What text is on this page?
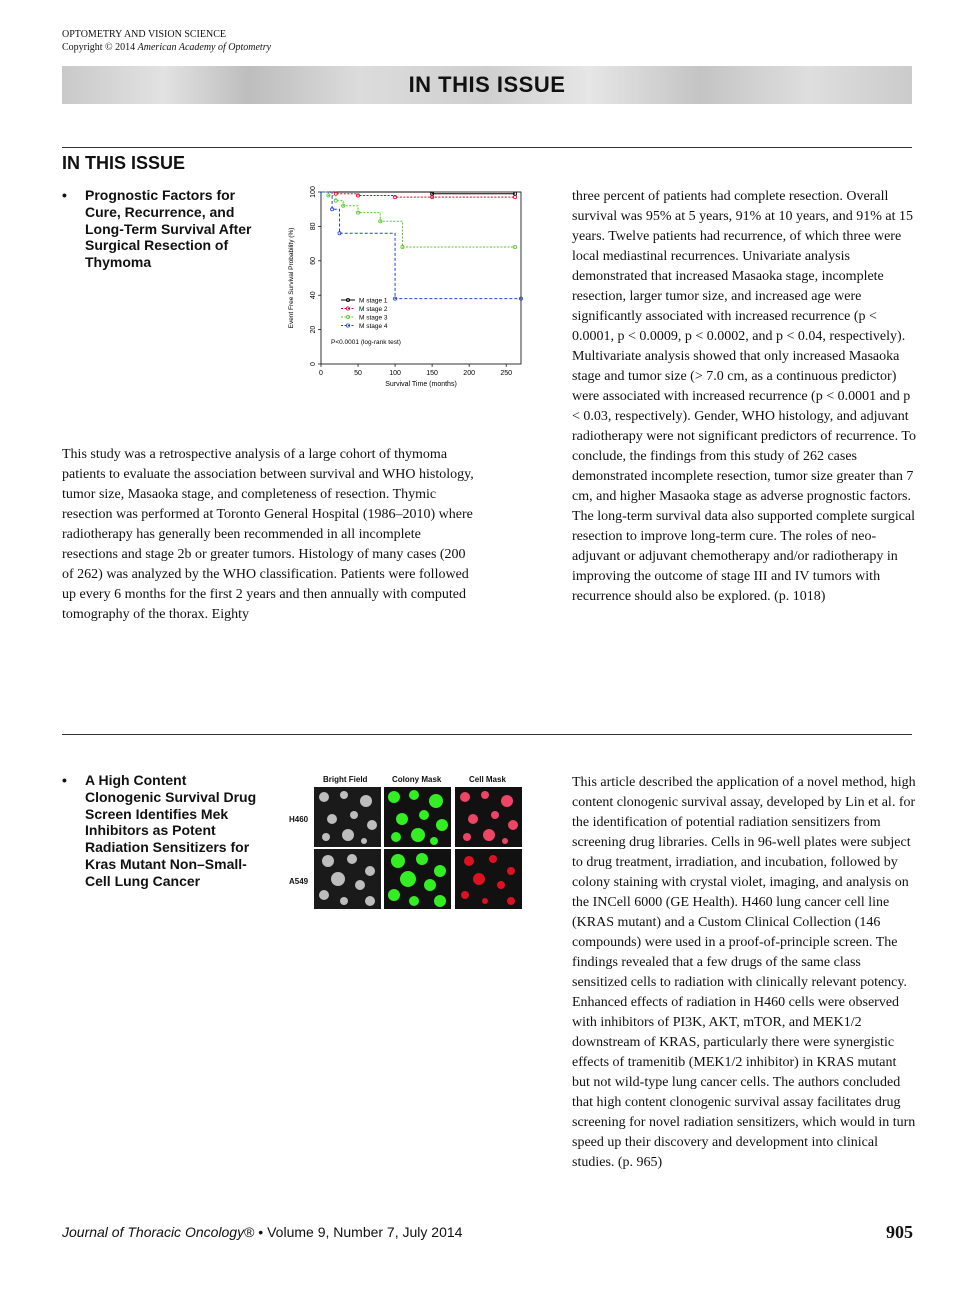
OPTOMETRY AND VISION SCIENCE
Copyright © 2014 American Academy of Optometry
IN THIS ISSUE
IN THIS ISSUE
• Prognostic Factors for Cure, Recurrence, and Long-Term Survival After Surgical Resection of Thymoma
0	50	100	150	200	250
0
20
40
60
80
100
Survival Time (months)
Event Free Survival Probability (%)	M stage 1
M stage 2
M stage 3
M stage 4
P<0.0001 (log-rank test)
This study was a retrospective analysis of a large cohort of thymoma patients to evaluate the association between survival and WHO histology, tumor size, Masaoka stage, and completeness of resection. Thymic resection was performed at Toronto General Hospital (1986–2010) where radiotherapy has generally been recommended in all incomplete resections and stage 2b or greater tumors. Histology of many cases (200 of 262) was analyzed by the WHO classification. Patients were followed up every 6 months for the first 2 years and then annually with computed tomography of the thorax. Eighty
three percent of patients had complete resection. Overall survival was 95% at 5 years, 91% at 10 years, and 91% at 15 years. Twelve patients had recurrence, of which three were local mediastinal recurrences. Univariate analysis demonstrated that increased Masaoka stage, incomplete resection, larger tumor size, and increased age were significantly associated with increased recurrence (p < 0.0001, p < 0.0009, p < 0.0002, and p < 0.04, respectively). Multivariate analysis showed that only increased Masaoka stage and tumor size (> 7.0 cm, as a continuous predictor) were associated with increased recurrence (p < 0.0001 and p < 0.03, respectively). Gender, WHO histology, and adjuvant radiotherapy were not significant predictors of recurrence. To conclude, the findings from this study of 262 cases demonstrated incomplete resection, tumor size greater than 7 cm, and higher Masaoka stage as adverse prognostic factors. The long-term survival data also supported complete surgical resection to improve long-term cure. The roles of neo-adjuvant or adjuvant chemotherapy and/or radiotherapy in improving the outcome of stage III and IV tumors with recurrence should also be explored. (p. 1018)
• A High Content Clonogenic Survival Drug Screen Identifies Mek Inhibitors as Potent Radiation Sensitizers for Kras Mutant Non–Small-Cell Lung Cancer
Bright Field	Colony Mask	Cell Mask
H460
A549
This article described the application of a novel method, high content clonogenic survival assay, developed by Lin et al. for the identification of potential radiation sensitizers from screening drug libraries. Cells in 96-well plates were subject to drug treatment, irradiation, and incubation, followed by colony staining with crystal violet, imaging, and analysis on the INCell 6000 (GE Health). H460 lung cancer cell line (KRAS mutant) and a Custom Clinical Collection (146 compounds) were used in a proof-of-principle screen. The findings revealed that a few drugs of the same class sensitized cells to radiation with clinically relevant potency. Enhanced effects of radiation in H460 cells were observed with inhibitors of PI3K, AKT, mTOR, and MEK1/2 downstream of KRAS, particularly there were synergistic effects of tramenitib (MEK1/2 inhibitor) in KRAS mutant but not wild-type lung cancer cells. The authors concluded that high content clonogenic survival assay facilitates drug screening for novel radiation sensitizers, which would in turn speed up their discovery and development into clinical studies. (p. 965)
Journal of Thoracic Oncology® • Volume 9, Number 7, July 2014	905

§

§ What you will do
Find the word "months" in the listing and copy each line that contains it.

§ The completed task
Survival Time (months)
This study was a retrospective analysis of a large cohort of thymoma patients to evaluate the association between survival and WHO histology, tumor size, Masaoka stage, and completeness of resection. Thymic resection was performed at Toronto General Hospital (1986–2010) where radiotherapy has generally been recommended in all incomplete resections and stage 2b or greater tumors. Histology of many cases (200 of 262) was analyzed by the WHO classification. Patients were followed up every 6 months for the first 2 years and then annually with computed tomography of the thorax. Eighty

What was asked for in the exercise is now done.